--- BEGIN Dataset entries ---

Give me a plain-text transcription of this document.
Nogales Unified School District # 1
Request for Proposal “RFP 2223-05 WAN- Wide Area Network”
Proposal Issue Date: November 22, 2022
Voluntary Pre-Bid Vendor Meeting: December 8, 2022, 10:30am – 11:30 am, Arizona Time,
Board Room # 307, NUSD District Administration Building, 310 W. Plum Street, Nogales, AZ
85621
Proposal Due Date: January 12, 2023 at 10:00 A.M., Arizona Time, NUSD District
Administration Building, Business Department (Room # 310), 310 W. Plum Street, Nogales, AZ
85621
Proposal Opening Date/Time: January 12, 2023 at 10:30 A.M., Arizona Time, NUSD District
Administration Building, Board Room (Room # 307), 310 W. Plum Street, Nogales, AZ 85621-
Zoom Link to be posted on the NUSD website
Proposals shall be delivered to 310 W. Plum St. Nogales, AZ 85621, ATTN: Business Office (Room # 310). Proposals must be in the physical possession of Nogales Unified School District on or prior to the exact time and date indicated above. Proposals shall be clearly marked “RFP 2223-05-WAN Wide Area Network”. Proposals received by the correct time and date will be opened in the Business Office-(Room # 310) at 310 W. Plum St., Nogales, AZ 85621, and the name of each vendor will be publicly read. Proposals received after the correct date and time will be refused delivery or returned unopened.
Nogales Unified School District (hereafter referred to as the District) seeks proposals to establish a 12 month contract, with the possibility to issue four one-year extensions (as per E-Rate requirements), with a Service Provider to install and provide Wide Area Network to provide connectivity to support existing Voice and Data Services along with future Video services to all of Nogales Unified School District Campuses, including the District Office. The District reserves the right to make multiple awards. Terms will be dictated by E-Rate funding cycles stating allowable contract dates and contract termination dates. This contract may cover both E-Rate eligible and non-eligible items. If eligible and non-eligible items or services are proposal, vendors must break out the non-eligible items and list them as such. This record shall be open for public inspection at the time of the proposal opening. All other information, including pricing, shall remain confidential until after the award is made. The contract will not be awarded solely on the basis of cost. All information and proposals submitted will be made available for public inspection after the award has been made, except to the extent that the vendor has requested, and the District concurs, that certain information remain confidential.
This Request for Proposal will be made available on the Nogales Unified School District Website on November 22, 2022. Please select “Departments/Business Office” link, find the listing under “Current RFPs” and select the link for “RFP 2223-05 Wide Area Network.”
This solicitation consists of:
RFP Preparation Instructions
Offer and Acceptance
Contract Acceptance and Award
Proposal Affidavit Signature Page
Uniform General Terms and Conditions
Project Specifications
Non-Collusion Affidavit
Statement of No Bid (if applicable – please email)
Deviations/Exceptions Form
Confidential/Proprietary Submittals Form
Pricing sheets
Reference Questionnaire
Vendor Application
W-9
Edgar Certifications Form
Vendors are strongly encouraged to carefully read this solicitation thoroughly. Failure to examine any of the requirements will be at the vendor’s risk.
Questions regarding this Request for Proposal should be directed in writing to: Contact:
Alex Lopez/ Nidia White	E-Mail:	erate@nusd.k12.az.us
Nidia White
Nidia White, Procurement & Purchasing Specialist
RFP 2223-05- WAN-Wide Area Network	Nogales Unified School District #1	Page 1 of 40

--- END Dataset entries ---

**Exercise instructions**
Each line of the material should be echoed exactly.

**Task answer**
Give me a plain-text transcription of this document.
Nogales Unified School District # 1
Request for Proposal “RFP 2223-05 WAN- Wide Area Network”
Proposal Issue Date: November 22, 2022
Voluntary Pre-Bid Vendor Meeting: December 8, 2022, 10:30am – 11:30 am, Arizona Time,
Board Room # 307, NUSD District Administration Building, 310 W. Plum Street, Nogales, AZ
85621
Proposal Due Date: January 12, 2023 at 10:00 A.M., Arizona Time, NUSD District
Administration Building, Business Department (Room # 310), 310 W. Plum Street, Nogales, AZ
85621
Proposal Opening Date/Time: January 12, 2023 at 10:30 A.M., Arizona Time, NUSD District
Administration Building, Board Room (Room # 307), 310 W. Plum Street, Nogales, AZ 85621-
Zoom Link to be posted on the NUSD website
Proposals shall be delivered to 310 W. Plum St. Nogales, AZ 85621, ATTN: Business Office (Room # 310). Proposals must be in the physical possession of Nogales Unified School District on or prior to the exact time and date indicated above. Proposals shall be clearly marked “RFP 2223-05-WAN Wide Area Network”. Proposals received by the correct time and date will be opened in the Business Office-(Room # 310) at 310 W. Plum St., Nogales, AZ 85621, and the name of each vendor will be publicly read. Proposals received after the correct date and time will be refused delivery or returned unopened.
Nogales Unified School District (hereafter referred to as the District) seeks proposals to establish a 12 month contract, with the possibility to issue four one-year extensions (as per E-Rate requirements), with a Service Provider to install and provide Wide Area Network to provide connectivity to support existing Voice and Data Services along with future Video services to all of Nogales Unified School District Campuses, including the District Office. The District reserves the right to make multiple awards. Terms will be dictated by E-Rate funding cycles stating allowable contract dates and contract termination dates. This contract may cover both E-Rate eligible and non-eligible items. If eligible and non-eligible items or services are proposal, vendors must break out the non-eligible items and list them as such. This record shall be open for public inspection at the time of the proposal opening. All other information, including pricing, shall remain confidential until after the award is made. The contract will not be awarded solely on the basis of cost. All information and proposals submitted will be made available for public inspection after the award has been made, except to the extent that the vendor has requested, and the District concurs, that certain information remain confidential.
This Request for Proposal will be made available on the Nogales Unified School District Website on November 22, 2022. Please select “Departments/Business Office” link, find the listing under “Current RFPs” and select the link for “RFP 2223-05 Wide Area Network.”
This solicitation consists of:
RFP Preparation Instructions
Offer and Acceptance
Contract Acceptance and Award
Proposal Affidavit Signature Page
Uniform General Terms and Conditions
Project Specifications
Non-Collusion Affidavit
Statement of No Bid (if applicable – please email)
Deviations/Exceptions Form
Confidential/Proprietary Submittals Form
Pricing sheets
Reference Questionnaire
Vendor Application
W-9
Edgar Certifications Form
Vendors are strongly encouraged to carefully read this solicitation thoroughly. Failure to examine any of the requirements will be at the vendor’s risk.
Questions regarding this Request for Proposal should be directed in writing to: Contact:
Alex Lopez/ Nidia White	E-Mail:	erate@nusd.k12.az.us
Nidia White
Nidia White, Procurement & Purchasing Specialist
RFP 2223-05- WAN-Wide Area Network	Nogales Unified School District #1	Page 1 of 40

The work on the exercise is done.